· 7 min read ·

How Go's Compiler Learned to Move Slices Off the Heap

Source: go

The Go team published a post in late February 2026 titled Allocating on the Stack, walking through what the compiler has been doing to slice allocations across the 1.25 and 1.26 releases. Coming back to it now, a few weeks later, the details are worth sitting with. These aren’t headline features, but they represent a meaningful shift in what Go’s compiler can prove automatically, without touching any user code.

Why Heap Allocation Has a Real Cost

Every time Go allocates memory from the heap, the runtime does work. It finds the right size class (there are 67 of them, up to 32 KB), consults the per-P mcache, falls back to the mcentral or mheap if the cache is cold, and eventually the garbage collector reclaims that memory. Stack allocation sidesteps all of that. Memory comes from the goroutine’s existing stack frame at no real cost, and it disappears when the function returns.

Go’s FAQ captures the philosophy: from a correctness standpoint, you don’t need to know whether a variable is heap- or stack-allocated. But from a performance standpoint, the distinction matters, and the compiler uses escape analysis to make that determination.

The escape analysis is observable directly:

go build -gcflags='-m' ./...

This prints per-variable decisions like x escapes to heap or x does not escape. Each “does not escape” is a value that stays on the stack. The question, and the work the Go team has been doing, is how many of those decisions the compiler can get right.

The Slice Growth Problem

Slices are a struct with three fields: a pointer to a backing array, a length, and a capacity. The struct itself is small and often stack-allocated. The backing array is where heap allocations happen.

Consider the standard pattern:

func process(c chan task) {
    var tasks []task
    for t := range c {
        tasks = append(tasks, t)
    }
    processAll(tasks)
}

Before the recent improvements, each append that exceeded capacity triggered a new heap allocation. Go doubles slice capacity on growth, so the allocations look like: backing array of size 1, then 2 (size-1 array becomes garbage), then 4, then 8. The early allocations are short-lived garbage. Experienced Go developers learned to avoid this by pre-allocating:

func process2(c chan task) {
    tasks := make([]task, 0, 10)
    for t := range c {
        tasks = append(tasks, t)
    }
    processAll(tasks)
}

This works, but it requires knowing a reasonable bound. It also spreads allocation reasoning throughout the codebase.

What Go 1.25 Changed

Go 1.25 added two related optimizations for slice backing arrays.

The first case is constant-size make calls. When the capacity argument is a compile-time constant and the slice’s backing array doesn’t escape the function, the compiler allocates the backing array directly in the stack frame. The process2 example above, written with a constant capacity, now produces zero heap allocations. Nothing else changes; no annotations, no code rewrites.

The second case handles variable-size make:

func process3(c chan task, lengthGuess int) {
    tasks := make([]task, 0, lengthGuess)
    for t := range c {
        tasks = append(tasks, t)
    }
    processAll(tasks)

DATASET RECORDS
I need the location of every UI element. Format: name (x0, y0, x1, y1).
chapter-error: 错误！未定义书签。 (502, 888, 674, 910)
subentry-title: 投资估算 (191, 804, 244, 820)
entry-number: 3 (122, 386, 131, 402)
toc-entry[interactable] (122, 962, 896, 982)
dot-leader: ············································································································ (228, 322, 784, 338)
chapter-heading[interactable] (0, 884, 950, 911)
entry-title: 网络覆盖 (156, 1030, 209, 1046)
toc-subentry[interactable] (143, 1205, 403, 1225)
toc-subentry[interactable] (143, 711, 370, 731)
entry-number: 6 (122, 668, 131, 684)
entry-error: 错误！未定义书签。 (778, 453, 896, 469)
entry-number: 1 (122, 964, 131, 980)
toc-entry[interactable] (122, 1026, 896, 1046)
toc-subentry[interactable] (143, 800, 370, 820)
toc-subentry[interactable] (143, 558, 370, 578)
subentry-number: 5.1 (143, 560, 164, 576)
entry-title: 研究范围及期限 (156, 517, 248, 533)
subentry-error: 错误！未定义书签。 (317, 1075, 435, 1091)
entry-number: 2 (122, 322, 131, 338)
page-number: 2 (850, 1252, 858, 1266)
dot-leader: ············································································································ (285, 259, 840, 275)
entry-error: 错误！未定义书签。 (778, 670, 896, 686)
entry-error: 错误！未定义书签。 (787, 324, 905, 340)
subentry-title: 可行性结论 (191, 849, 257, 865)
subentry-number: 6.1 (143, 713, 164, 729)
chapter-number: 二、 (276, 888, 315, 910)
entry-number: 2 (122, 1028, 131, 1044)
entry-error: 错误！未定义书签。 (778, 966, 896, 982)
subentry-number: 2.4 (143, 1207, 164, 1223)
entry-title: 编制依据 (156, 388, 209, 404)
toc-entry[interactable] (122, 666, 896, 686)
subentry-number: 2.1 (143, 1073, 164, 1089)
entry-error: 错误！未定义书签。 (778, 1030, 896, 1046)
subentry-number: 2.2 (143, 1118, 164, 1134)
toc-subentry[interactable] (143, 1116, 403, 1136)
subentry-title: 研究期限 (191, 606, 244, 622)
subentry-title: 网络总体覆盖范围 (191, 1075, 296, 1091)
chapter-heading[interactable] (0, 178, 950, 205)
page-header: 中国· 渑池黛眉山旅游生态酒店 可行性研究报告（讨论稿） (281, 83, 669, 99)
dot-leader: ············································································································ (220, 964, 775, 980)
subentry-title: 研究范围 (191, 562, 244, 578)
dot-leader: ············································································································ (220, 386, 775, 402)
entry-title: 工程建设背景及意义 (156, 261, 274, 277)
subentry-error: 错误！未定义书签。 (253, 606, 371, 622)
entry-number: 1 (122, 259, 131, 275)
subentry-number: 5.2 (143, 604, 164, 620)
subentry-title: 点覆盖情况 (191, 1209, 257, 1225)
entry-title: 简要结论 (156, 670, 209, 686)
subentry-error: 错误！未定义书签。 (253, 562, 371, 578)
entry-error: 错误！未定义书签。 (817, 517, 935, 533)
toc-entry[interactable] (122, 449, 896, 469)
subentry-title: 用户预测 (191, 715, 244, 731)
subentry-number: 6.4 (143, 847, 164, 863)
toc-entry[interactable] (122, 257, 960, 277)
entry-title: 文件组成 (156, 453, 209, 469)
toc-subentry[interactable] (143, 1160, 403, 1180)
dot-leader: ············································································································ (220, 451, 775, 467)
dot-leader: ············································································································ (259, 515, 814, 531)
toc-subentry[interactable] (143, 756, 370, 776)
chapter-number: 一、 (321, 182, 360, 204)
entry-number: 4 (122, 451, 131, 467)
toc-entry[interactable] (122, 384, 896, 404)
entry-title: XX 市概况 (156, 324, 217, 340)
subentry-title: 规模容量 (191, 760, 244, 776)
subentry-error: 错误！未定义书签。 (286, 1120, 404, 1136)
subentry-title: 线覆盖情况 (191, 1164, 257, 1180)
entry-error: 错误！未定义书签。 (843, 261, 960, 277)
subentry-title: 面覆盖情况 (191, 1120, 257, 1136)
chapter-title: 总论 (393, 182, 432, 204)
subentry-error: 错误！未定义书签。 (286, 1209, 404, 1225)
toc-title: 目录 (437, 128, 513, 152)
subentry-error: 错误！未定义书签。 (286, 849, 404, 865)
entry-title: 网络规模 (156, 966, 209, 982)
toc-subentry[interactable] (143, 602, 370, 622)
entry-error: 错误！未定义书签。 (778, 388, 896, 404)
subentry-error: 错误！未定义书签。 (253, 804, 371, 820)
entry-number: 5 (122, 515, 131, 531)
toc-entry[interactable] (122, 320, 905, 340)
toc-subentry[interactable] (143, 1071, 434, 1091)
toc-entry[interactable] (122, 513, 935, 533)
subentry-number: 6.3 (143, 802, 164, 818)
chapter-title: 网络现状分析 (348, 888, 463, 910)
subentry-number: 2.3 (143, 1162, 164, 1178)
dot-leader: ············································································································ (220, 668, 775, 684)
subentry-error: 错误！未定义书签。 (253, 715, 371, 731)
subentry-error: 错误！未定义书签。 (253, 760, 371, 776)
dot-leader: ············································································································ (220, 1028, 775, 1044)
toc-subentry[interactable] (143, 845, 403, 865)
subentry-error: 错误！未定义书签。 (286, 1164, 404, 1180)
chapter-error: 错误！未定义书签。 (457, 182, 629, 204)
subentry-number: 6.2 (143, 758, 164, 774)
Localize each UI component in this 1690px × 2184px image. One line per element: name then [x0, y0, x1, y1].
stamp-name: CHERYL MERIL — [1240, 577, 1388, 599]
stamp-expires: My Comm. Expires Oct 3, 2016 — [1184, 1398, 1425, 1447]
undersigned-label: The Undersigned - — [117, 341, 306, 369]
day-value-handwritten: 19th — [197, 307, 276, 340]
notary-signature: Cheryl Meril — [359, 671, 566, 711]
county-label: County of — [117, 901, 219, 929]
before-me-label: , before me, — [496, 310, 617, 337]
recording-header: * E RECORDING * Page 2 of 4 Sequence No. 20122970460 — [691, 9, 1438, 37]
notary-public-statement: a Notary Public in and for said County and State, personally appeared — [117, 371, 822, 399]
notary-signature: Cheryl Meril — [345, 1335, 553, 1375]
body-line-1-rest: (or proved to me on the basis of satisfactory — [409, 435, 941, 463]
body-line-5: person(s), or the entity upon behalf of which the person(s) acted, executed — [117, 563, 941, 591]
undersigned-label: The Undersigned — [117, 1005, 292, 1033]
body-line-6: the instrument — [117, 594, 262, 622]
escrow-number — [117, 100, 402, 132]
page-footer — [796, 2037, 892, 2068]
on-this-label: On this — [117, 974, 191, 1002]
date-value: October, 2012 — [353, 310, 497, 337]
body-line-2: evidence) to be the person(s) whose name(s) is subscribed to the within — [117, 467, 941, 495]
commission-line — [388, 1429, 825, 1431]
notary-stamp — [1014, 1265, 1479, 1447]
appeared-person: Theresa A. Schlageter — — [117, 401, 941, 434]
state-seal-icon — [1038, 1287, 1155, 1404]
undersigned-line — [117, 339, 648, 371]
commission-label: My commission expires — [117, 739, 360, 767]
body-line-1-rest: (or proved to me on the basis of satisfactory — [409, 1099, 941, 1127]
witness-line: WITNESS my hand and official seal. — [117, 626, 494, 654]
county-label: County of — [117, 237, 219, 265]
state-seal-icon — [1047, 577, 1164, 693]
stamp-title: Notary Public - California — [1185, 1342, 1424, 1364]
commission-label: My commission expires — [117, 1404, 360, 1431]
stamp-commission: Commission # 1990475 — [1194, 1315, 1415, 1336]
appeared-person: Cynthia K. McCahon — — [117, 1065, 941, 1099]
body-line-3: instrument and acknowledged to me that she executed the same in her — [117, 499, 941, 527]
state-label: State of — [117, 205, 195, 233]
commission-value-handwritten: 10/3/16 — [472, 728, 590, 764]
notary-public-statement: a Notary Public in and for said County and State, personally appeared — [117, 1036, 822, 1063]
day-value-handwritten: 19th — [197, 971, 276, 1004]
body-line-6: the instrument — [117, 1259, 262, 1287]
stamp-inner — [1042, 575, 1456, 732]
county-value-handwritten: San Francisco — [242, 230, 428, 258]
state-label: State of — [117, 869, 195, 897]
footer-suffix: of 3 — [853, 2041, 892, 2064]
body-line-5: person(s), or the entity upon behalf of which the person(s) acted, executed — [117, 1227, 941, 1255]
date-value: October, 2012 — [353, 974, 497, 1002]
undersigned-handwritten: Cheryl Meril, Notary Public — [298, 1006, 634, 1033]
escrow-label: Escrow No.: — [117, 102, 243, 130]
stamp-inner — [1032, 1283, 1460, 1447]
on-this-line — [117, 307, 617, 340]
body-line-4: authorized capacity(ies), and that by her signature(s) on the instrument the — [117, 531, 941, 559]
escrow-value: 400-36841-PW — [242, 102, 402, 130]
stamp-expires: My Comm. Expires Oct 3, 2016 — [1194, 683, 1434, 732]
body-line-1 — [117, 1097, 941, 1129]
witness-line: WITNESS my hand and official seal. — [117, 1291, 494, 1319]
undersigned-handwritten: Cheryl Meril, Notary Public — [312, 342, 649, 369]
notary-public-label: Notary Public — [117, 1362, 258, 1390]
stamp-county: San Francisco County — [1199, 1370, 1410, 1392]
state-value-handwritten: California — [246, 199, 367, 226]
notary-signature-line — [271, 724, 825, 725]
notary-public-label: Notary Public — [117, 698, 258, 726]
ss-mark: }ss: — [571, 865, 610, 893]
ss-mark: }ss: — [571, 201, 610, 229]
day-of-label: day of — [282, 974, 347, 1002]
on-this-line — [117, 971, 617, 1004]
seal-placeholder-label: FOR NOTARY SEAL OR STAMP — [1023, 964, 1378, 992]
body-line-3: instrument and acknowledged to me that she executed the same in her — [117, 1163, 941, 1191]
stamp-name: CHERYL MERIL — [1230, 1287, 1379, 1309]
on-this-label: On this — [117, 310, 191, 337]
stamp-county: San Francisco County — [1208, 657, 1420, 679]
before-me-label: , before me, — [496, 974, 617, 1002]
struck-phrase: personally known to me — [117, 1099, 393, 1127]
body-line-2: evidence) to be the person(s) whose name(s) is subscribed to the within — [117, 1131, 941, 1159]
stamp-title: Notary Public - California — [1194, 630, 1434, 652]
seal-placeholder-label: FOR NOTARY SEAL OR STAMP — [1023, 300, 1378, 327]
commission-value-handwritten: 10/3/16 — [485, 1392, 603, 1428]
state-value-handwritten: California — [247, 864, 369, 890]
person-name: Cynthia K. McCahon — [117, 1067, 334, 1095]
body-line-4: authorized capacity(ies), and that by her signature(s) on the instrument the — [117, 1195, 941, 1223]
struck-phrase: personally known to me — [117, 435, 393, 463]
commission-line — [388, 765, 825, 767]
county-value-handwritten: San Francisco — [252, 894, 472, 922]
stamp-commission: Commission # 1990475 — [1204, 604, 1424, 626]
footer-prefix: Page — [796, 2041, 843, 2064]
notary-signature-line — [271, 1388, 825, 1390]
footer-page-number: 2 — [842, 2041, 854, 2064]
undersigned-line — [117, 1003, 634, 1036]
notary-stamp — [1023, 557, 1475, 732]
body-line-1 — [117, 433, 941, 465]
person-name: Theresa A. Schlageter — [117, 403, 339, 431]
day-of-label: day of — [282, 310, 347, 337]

PROBLEMS TO WORK ON
**1)** According to the Go slice allocation article, how many size classes does the Go heap use, and up to what size?
**2)** Using the reason the Go slice allocation article gives, explain why experienced Go developers pre-allocated slices with make.
**3)** Carry on the Go slice allocation article from the point where it ends.
The records are separate material.

RESPONSES
**1)** There are 67 size classes, going up to 32 KB.

**2)** Before the recent changes, each append that went past a slice's capacity caused a new heap allocation. Because capacity doubles on growth, the smaller arrays of size 1, 2, 4 and so on became short-lived garbage. Pre-allocating a capacity up front avoided those repeated allocations.

**3)**
}

Here the compiler doesn’t know the capacity at compile time. Go 1.25 handles this by allocating a 32-byte stack buffer and using it if the requested capacity fits within those 32 bytes. If lengthGuess is small enough, the backing array stays on the stack entirely. For larger requests, it falls through to heap allocation as before. This is a conditional alloca-style pattern, without Go actually having alloca.

What Go 1.26 Added

The 1.26 change is more interesting because it handles the original pattern without any make call at all:

func process(c chan task) {
    var tasks []task
    for t := range c {
        tasks = append(tasks, t)
    }
    processAll(tasks)
}

When the compiler can prove that tasks doesn’t escape process (meaning processAll doesn’t store a reference to it somewhere that outlives the call), it intercepts the first append. Instead of allocating from the heap, it uses a small pre-allocated stack buffer. Subsequent appends fill that buffer. Only when the buffer overflows does it allocate from the heap, and at that point it allocates exactly what’s needed.

The exponential doubling at small sizes is gone. The allocations at sizes 1, 2, and 4 that used to be garbage are eliminated.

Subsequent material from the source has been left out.